-- START OF Supplied material --
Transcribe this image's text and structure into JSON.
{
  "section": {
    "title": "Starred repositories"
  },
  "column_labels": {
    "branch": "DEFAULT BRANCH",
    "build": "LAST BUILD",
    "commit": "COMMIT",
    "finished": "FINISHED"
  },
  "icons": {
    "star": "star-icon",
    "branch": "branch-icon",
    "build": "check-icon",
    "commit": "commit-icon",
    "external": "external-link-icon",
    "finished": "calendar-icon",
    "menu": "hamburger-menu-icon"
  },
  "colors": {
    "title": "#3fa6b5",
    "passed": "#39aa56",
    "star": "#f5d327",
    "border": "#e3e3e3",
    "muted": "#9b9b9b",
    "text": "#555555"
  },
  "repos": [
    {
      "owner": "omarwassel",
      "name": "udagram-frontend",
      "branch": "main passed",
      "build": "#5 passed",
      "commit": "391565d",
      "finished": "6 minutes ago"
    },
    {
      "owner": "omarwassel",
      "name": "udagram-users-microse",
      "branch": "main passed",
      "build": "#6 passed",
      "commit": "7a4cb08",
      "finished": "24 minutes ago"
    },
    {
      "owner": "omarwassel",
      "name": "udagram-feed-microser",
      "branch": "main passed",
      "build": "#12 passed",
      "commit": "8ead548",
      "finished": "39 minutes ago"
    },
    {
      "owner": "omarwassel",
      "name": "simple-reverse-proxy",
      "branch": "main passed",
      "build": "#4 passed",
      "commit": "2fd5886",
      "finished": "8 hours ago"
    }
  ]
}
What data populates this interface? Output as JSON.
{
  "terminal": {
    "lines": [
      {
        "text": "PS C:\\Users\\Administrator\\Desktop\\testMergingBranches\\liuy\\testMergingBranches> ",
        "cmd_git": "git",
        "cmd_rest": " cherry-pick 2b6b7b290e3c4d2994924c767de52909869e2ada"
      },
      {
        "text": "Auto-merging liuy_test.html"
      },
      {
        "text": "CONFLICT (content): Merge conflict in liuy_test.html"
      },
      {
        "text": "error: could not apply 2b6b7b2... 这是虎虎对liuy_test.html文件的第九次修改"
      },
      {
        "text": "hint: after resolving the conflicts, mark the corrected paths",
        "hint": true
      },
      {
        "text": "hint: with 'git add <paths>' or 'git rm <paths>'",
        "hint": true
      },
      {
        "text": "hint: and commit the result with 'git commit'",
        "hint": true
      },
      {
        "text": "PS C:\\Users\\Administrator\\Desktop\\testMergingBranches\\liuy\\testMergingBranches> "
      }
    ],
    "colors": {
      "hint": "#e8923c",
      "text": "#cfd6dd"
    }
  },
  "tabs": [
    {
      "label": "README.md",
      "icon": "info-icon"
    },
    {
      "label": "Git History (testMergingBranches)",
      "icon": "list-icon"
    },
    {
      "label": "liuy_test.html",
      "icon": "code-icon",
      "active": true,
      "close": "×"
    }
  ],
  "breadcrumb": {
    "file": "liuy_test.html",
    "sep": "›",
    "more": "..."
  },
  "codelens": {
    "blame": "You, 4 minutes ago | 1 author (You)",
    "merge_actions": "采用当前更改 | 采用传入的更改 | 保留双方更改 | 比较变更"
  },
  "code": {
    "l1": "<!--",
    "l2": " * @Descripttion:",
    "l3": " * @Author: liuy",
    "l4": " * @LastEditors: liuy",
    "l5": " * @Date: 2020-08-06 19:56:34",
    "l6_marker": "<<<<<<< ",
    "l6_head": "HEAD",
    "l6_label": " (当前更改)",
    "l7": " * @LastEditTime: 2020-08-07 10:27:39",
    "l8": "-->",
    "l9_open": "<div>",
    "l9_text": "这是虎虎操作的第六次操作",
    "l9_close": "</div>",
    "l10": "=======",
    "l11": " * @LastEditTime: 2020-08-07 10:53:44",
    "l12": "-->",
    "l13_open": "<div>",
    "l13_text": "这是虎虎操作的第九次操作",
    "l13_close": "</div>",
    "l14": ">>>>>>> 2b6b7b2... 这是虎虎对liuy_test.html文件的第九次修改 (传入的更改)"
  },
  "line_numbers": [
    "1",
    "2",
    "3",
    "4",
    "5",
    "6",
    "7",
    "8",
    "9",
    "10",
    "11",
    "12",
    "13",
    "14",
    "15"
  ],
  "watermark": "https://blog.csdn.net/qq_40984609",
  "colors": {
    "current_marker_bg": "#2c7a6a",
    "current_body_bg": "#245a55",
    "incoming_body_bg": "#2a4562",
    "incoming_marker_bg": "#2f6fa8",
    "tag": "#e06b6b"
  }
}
-- END OF Supplied material --
Each line above must be printed exactly as it appears.

Transcribe this image's text and structure into JSON.
{
  "section": {
    "title": "Starred repositories"
  },
  "column_labels": {
    "branch": "DEFAULT BRANCH",
    "build": "LAST BUILD",
    "commit": "COMMIT",
    "finished": "FINISHED"
  },
  "icons": {
    "star": "star-icon",
    "branch": "branch-icon",
    "build": "check-icon",
    "commit": "commit-icon",
    "external": "external-link-icon",
    "finished": "calendar-icon",
    "menu": "hamburger-menu-icon"
  },
  "colors": {
    "title": "#3fa6b5",
    "passed": "#39aa56",
    "star": "#f5d327",
    "border": "#e3e3e3",
    "muted": "#9b9b9b",
    "text": "#555555"
  },
  "repos": [
    {
      "owner": "omarwassel",
      "name": "udagram-frontend",
      "branch": "main passed",
      "build": "#5 passed",
      "commit": "391565d",
      "finished": "6 minutes ago"
    },
    {
      "owner": "omarwassel",
      "name": "udagram-users-microse",
      "branch": "main passed",
      "build": "#6 passed",
      "commit": "7a4cb08",
      "finished": "24 minutes ago"
    },
    {
      "owner": "omarwassel",
      "name": "udagram-feed-microser",
      "branch": "main passed",
      "build": "#12 passed",
      "commit": "8ead548",
      "finished": "39 minutes ago"
    },
    {
      "owner": "omarwassel",
      "name": "simple-reverse-proxy",
      "branch": "main passed",
      "build": "#4 passed",
      "commit": "2fd5886",
      "finished": "8 hours ago"
    }
  ]
}
What data populates this interface? Output as JSON.
{
  "terminal": {
    "lines": [
      {
        "text": "PS C:\\Users\\Administrator\\Desktop\\testMergingBranches\\liuy\\testMergingBranches> ",
        "cmd_git": "git",
        "cmd_rest": " cherry-pick 2b6b7b290e3c4d2994924c767de52909869e2ada"
      },
      {
        "text": "Auto-merging liuy_test.html"
      },
      {
        "text": "CONFLICT (content): Merge conflict in liuy_test.html"
      },
      {
        "text": "error: could not apply 2b6b7b2... 这是虎虎对liuy_test.html文件的第九次修改"
      },
      {
        "text": "hint: after resolving the conflicts, mark the corrected paths",
        "hint": true
      },
      {
        "text": "hint: with 'git add <paths>' or 'git rm <paths>'",
        "hint": true
      },
      {
        "text": "hint: and commit the result with 'git commit'",
        "hint": true
      },
      {
        "text": "PS C:\\Users\\Administrator\\Desktop\\testMergingBranches\\liuy\\testMergingBranches> "
      }
    ],
    "colors": {
      "hint": "#e8923c",
      "text": "#cfd6dd"
    }
  },
  "tabs": [
    {
      "label": "README.md",
      "icon": "info-icon"
    },
    {
      "label": "Git History (testMergingBranches)",
      "icon": "list-icon"
    },
    {
      "label": "liuy_test.html",
      "icon": "code-icon",
      "active": true,
      "close": "×"
    }
  ],
  "breadcrumb": {
    "file": "liuy_test.html",
    "sep": "›",
    "more": "..."
  },
  "codelens": {
    "blame": "You, 4 minutes ago | 1 author (You)",
    "merge_actions": "采用当前更改 | 采用传入的更改 | 保留双方更改 | 比较变更"
  },
  "code": {
    "l1": "<!--",
    "l2": " * @Descripttion:",
    "l3": " * @Author: liuy",
    "l4": " * @LastEditors: liuy",
    "l5": " * @Date: 2020-08-06 19:56:34",
    "l6_marker": "<<<<<<< ",
    "l6_head": "HEAD",
    "l6_label": " (当前更改)",
    "l7": " * @LastEditTime: 2020-08-07 10:27:39",
    "l8": "-->",
    "l9_open": "<div>",
    "l9_text": "这是虎虎操作的第六次操作",
    "l9_close": "</div>",
    "l10": "=======",
    "l11": " * @LastEditTime: 2020-08-07 10:53:44",
    "l12": "-->",
    "l13_open": "<div>",
    "l13_text": "这是虎虎操作的第九次操作",
    "l13_close": "</div>",
    "l14": ">>>>>>> 2b6b7b2... 这是虎虎对liuy_test.html文件的第九次修改 (传入的更改)"
  },
  "line_numbers": [
    "1",
    "2",
    "3",
    "4",
    "5",
    "6",
    "7",
    "8",
    "9",
    "10",
    "11",
    "12",
    "13",
    "14",
    "15"
  ],
  "watermark": "https://blog.csdn.net/qq_40984609",
  "colors": {
    "current_marker_bg": "#2c7a6a",
    "current_body_bg": "#245a55",
    "incoming_body_bg": "#2a4562",
    "incoming_marker_bg": "#2f6fa8",
    "tag": "#e06b6b"
  }
}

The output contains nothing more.